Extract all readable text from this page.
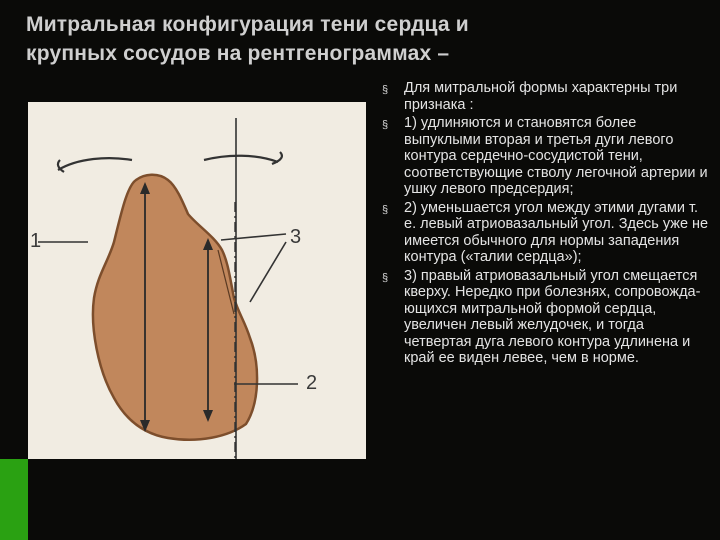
Митральная конфигурация тени сердца и
крупных сосудов на рентгенограммах –
1
2
3
§ Для митральной формы характерны три признака :
§ 1) удлиняются и становятся более выпуклыми вторая и третья дуги левого контура сердечно-сосудистой тени, соответствующие стволу легочной артерии и ушку левого предсердия;
§ 2) уменьшается угол между этими дугами т. е. левый атриовазальный угол. Здесь уже не имеется обычного для нормы западения контура («талии сердца»);
§ 3) правый атриовазальный угол смещается кверху. Нередко при болезнях, сопровожда-ющихся митральной формой сердца, увеличен левый желудочек, и тогда четвертая дуга левого контура удлинена и край ее виден левее, чем в норме.
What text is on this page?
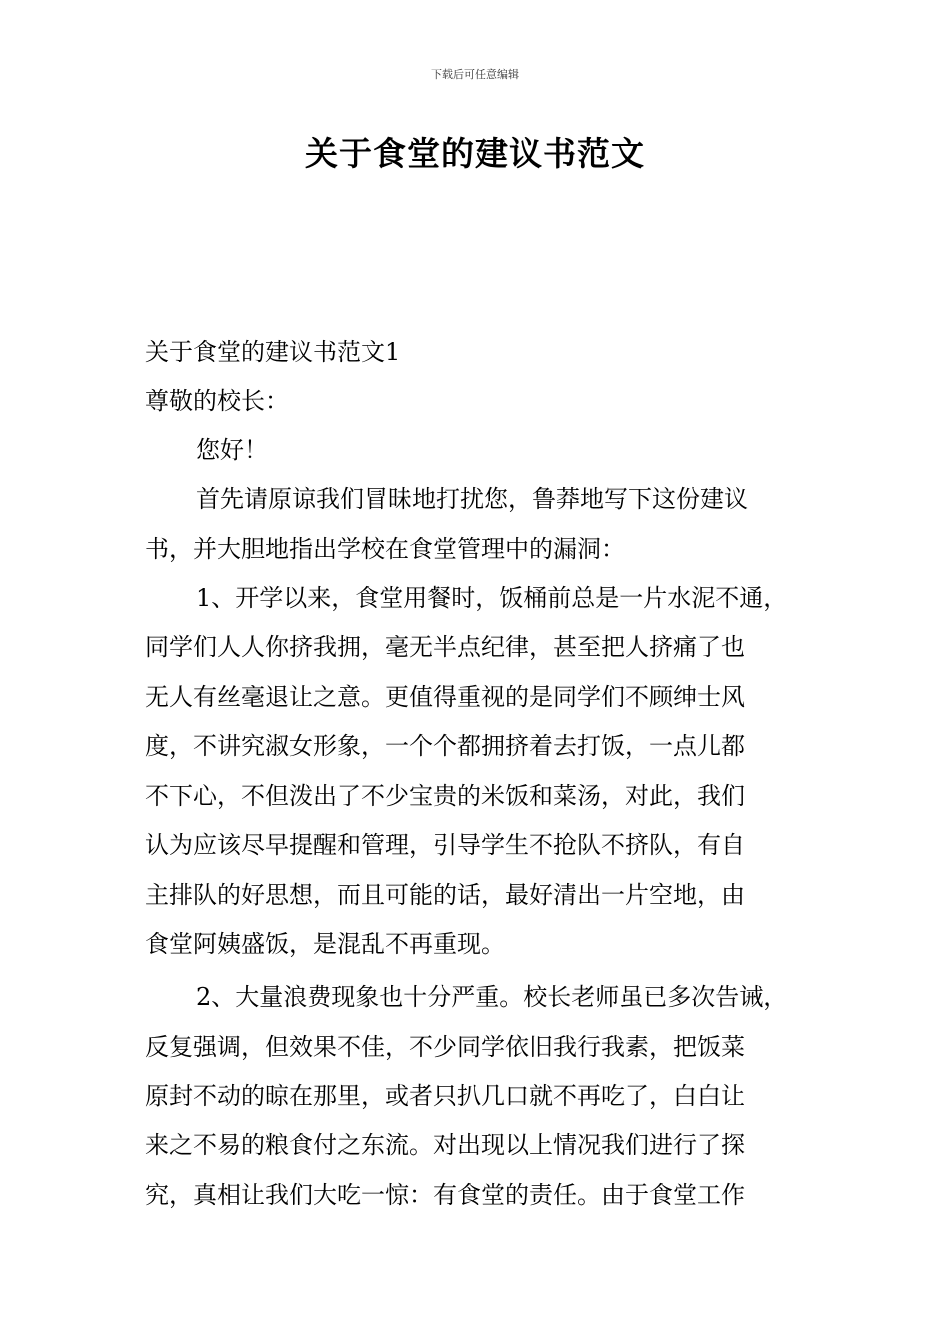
下载后可任意编辑
关于食堂的建议书范文
关于食堂的建议书范文1
尊敬的校长：
您好！
首先请原谅我们冒昧地打扰您，鲁莽地写下这份建议
书，并大胆地指出学校在食堂管理中的漏洞：
1、开学以来，食堂用餐时，饭桶前总是一片水泥不通，
同学们人人你挤我拥，毫无半点纪律，甚至把人挤痛了也
无人有丝毫退让之意。更值得重视的是同学们不顾绅士风
度，不讲究淑女形象，一个个都拥挤着去打饭，一点儿都
不下心，不但泼出了不少宝贵的米饭和菜汤，对此，我们
认为应该尽早提醒和管理，引导学生不抢队不挤队，有自
主排队的好思想，而且可能的话，最好清出一片空地，由
食堂阿姨盛饭，是混乱不再重现。
2、大量浪费现象也十分严重。校长老师虽已多次告诫，
反复强调，但效果不佳，不少同学依旧我行我素，把饭菜
原封不动的晾在那里，或者只扒几口就不再吃了，白白让
来之不易的粮食付之东流。对出现以上情况我们进行了探
究，真相让我们大吃一惊：有食堂的责任。由于食堂工作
◇ ◇ ◇
THE EXERCISE:
Return every line above that contains the word "text".

WRITTEN ANSWER:
Extract all readable text from this page.
What text is on this page?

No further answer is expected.